* [What you need to do] Copy out every line exactly as given.

(Figure content listings)
- - - -

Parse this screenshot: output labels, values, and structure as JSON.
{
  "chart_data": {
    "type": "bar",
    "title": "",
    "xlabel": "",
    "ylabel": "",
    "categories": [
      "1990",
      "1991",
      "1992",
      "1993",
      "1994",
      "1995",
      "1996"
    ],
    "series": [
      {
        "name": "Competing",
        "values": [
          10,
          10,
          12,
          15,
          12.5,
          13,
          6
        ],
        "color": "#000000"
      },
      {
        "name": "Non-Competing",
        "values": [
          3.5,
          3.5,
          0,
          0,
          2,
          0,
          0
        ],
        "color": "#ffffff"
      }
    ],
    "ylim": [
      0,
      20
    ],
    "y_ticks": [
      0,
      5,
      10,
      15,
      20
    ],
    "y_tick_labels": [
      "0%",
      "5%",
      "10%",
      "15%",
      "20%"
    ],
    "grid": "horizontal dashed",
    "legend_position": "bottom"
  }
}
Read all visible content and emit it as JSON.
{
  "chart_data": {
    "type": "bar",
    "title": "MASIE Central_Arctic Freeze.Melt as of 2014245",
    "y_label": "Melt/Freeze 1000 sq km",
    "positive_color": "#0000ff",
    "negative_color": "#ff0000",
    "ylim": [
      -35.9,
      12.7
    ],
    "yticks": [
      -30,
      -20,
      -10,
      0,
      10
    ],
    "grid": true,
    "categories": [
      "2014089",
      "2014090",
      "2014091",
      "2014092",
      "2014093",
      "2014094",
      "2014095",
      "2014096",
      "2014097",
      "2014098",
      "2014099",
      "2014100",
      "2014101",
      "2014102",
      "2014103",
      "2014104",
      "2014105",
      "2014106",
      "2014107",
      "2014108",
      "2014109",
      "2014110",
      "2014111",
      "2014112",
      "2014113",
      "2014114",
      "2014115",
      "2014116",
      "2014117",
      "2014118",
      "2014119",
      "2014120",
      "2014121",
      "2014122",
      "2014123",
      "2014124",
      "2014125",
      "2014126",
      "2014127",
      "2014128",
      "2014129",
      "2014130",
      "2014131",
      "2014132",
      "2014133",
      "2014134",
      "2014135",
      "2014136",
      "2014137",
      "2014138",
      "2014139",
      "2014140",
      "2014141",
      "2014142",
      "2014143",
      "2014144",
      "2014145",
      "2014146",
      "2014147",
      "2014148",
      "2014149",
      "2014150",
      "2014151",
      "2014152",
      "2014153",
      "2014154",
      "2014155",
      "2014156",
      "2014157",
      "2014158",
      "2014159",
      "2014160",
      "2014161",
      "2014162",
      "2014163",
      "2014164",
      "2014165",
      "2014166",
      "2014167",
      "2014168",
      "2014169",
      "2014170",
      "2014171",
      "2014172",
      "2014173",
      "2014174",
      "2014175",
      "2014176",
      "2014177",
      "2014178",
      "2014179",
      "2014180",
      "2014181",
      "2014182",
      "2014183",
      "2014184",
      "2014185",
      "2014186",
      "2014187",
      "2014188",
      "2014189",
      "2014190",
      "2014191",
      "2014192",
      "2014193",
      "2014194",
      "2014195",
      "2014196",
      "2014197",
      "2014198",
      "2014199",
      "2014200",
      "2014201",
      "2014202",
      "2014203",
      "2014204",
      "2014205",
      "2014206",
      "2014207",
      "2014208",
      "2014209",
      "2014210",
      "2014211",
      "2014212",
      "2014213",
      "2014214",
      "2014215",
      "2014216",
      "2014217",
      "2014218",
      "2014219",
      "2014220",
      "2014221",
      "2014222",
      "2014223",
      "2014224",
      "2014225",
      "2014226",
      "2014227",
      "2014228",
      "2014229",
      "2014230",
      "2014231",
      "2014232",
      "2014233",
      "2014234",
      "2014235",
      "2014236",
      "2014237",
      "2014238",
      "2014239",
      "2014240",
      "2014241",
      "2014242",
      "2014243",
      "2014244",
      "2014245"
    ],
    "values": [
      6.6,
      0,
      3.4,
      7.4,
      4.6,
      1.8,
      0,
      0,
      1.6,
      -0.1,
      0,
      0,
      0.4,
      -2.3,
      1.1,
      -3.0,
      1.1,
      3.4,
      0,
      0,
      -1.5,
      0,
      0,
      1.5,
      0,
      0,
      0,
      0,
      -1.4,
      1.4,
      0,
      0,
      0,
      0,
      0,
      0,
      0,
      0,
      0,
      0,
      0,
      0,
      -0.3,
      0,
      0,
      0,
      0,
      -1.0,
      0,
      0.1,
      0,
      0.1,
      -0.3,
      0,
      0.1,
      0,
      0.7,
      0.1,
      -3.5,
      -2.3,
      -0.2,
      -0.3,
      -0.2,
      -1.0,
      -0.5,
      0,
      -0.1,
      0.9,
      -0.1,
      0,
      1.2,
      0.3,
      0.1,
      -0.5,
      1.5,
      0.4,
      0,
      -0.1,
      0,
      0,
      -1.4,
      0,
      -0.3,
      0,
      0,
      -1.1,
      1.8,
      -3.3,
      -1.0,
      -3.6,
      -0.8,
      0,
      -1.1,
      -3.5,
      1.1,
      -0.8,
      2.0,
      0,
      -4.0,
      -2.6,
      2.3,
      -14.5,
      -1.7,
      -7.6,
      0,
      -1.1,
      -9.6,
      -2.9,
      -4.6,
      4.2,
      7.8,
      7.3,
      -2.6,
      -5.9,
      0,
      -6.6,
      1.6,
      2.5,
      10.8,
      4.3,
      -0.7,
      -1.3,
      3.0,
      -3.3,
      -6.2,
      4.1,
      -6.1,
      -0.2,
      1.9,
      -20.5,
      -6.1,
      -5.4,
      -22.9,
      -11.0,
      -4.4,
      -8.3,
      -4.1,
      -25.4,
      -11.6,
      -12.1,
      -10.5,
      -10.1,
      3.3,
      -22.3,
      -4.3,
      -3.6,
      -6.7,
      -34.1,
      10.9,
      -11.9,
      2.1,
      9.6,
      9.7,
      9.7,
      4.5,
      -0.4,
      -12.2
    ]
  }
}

- - - -

* [Result for this task]
Parse this screenshot: output labels, values, and structure as JSON.
{
  "chart_data": {
    "type": "bar",
    "title": "",
    "xlabel": "",
    "ylabel": "",
    "categories": [
      "1990",
      "1991",
      "1992",
      "1993",
      "1994",
      "1995",
      "1996"
    ],
    "series": [
      {
        "name": "Competing",
        "values": [
          10,
          10,
          12,
          15,
          12.5,
          13,
          6
        ],
        "color": "#000000"
      },
      {
        "name": "Non-Competing",
        "values": [
          3.5,
          3.5,
          0,
          0,
          2,
          0,
          0
        ],
        "color": "#ffffff"
      }
    ],
    "ylim": [
      0,
      20
    ],
    "y_ticks": [
      0,
      5,
      10,
      15,
      20
    ],
    "y_tick_labels": [
      "0%",
      "5%",
      "10%",
      "15%",
      "20%"
    ],
    "grid": "horizontal dashed",
    "legend_position": "bottom"
  }
}
Read all visible content and emit it as JSON.
{
  "chart_data": {
    "type": "bar",
    "title": "MASIE Central_Arctic Freeze.Melt as of 2014245",
    "y_label": "Melt/Freeze 1000 sq km",
    "positive_color": "#0000ff",
    "negative_color": "#ff0000",
    "ylim": [
      -35.9,
      12.7
    ],
    "yticks": [
      -30,
      -20,
      -10,
      0,
      10
    ],
    "grid": true,
    "categories": [
      "2014089",
      "2014090",
      "2014091",
      "2014092",
      "2014093",
      "2014094",
      "2014095",
      "2014096",
      "2014097",
      "2014098",
      "2014099",
      "2014100",
      "2014101",
      "2014102",
      "2014103",
      "2014104",
      "2014105",
      "2014106",
      "2014107",
      "2014108",
      "2014109",
      "2014110",
      "2014111",
      "2014112",
      "2014113",
      "2014114",
      "2014115",
      "2014116",
      "2014117",
      "2014118",
      "2014119",
      "2014120",
      "2014121",
      "2014122",
      "2014123",
      "2014124",
      "2014125",
      "2014126",
      "2014127",
      "2014128",
      "2014129",
      "2014130",
      "2014131",
      "2014132",
      "2014133",
      "2014134",
      "2014135",
      "2014136",
      "2014137",
      "2014138",
      "2014139",
      "2014140",
      "2014141",
      "2014142",
      "2014143",
      "2014144",
      "2014145",
      "2014146",
      "2014147",
      "2014148",
      "2014149",
      "2014150",
      "2014151",
      "2014152",
      "2014153",
      "2014154",
      "2014155",
      "2014156",
      "2014157",
      "2014158",
      "2014159",
      "2014160",
      "2014161",
      "2014162",
      "2014163",
      "2014164",
      "2014165",
      "2014166",
      "2014167",
      "2014168",
      "2014169",
      "2014170",
      "2014171",
      "2014172",
      "2014173",
      "2014174",
      "2014175",
      "2014176",
      "2014177",
      "2014178",
      "2014179",
      "2014180",
      "2014181",
      "2014182",
      "2014183",
      "2014184",
      "2014185",
      "2014186",
      "2014187",
      "2014188",
      "2014189",
      "2014190",
      "2014191",
      "2014192",
      "2014193",
      "2014194",
      "2014195",
      "2014196",
      "2014197",
      "2014198",
      "2014199",
      "2014200",
      "2014201",
      "2014202",
      "2014203",
      "2014204",
      "2014205",
      "2014206",
      "2014207",
      "2014208",
      "2014209",
      "2014210",
      "2014211",
      "2014212",
      "2014213",
      "2014214",
      "2014215",
      "2014216",
      "2014217",
      "2014218",
      "2014219",
      "2014220",
      "2014221",
      "2014222",
      "2014223",
      "2014224",
      "2014225",
      "2014226",
      "2014227",
      "2014228",
      "2014229",
      "2014230",
      "2014231",
      "2014232",
      "2014233",
      "2014234",
      "2014235",
      "2014236",
      "2014237",
      "2014238",
      "2014239",
      "2014240",
      "2014241",
      "2014242",
      "2014243",
      "2014244",
      "2014245"
    ],
    "values": [
      6.6,
      0,
      3.4,
      7.4,
      4.6,
      1.8,
      0,
      0,
      1.6,
      -0.1,
      0,
      0,
      0.4,
      -2.3,
      1.1,
      -3.0,
      1.1,
      3.4,
      0,
      0,
      -1.5,
      0,
      0,
      1.5,
      0,
      0,
      0,
      0,
      -1.4,
      1.4,
      0,
      0,
      0,
      0,
      0,
      0,
      0,
      0,
      0,
      0,
      0,
      0,
      -0.3,
      0,
      0,
      0,
      0,
      -1.0,
      0,
      0.1,
      0,
      0.1,
      -0.3,
      0,
      0.1,
      0,
      0.7,
      0.1,
      -3.5,
      -2.3,
      -0.2,
      -0.3,
      -0.2,
      -1.0,
      -0.5,
      0,
      -0.1,
      0.9,
      -0.1,
      0,
      1.2,
      0.3,
      0.1,
      -0.5,
      1.5,
      0.4,
      0,
      -0.1,
      0,
      0,
      -1.4,
      0,
      -0.3,
      0,
      0,
      -1.1,
      1.8,
      -3.3,
      -1.0,
      -3.6,
      -0.8,
      0,
      -1.1,
      -3.5,
      1.1,
      -0.8,
      2.0,
      0,
      -4.0,
      -2.6,
      2.3,
      -14.5,
      -1.7,
      -7.6,
      0,
      -1.1,
      -9.6,
      -2.9,
      -4.6,
      4.2,
      7.8,
      7.3,
      -2.6,
      -5.9,
      0,
      -6.6,
      1.6,
      2.5,
      10.8,
      4.3,
      -0.7,
      -1.3,
      3.0,
      -3.3,
      -6.2,
      4.1,
      -6.1,
      -0.2,
      1.9,
      -20.5,
      -6.1,
      -5.4,
      -22.9,
      -11.0,
      -4.4,
      -8.3,
      -4.1,
      -25.4,
      -11.6,
      -12.1,
      -10.5,
      -10.1,
      3.3,
      -22.3,
      -4.3,
      -3.6,
      -6.7,
      -34.1,
      10.9,
      -11.9,
      2.1,
      9.6,
      9.7,
      9.7,
      4.5,
      -0.4,
      -12.2
    ]
  }
}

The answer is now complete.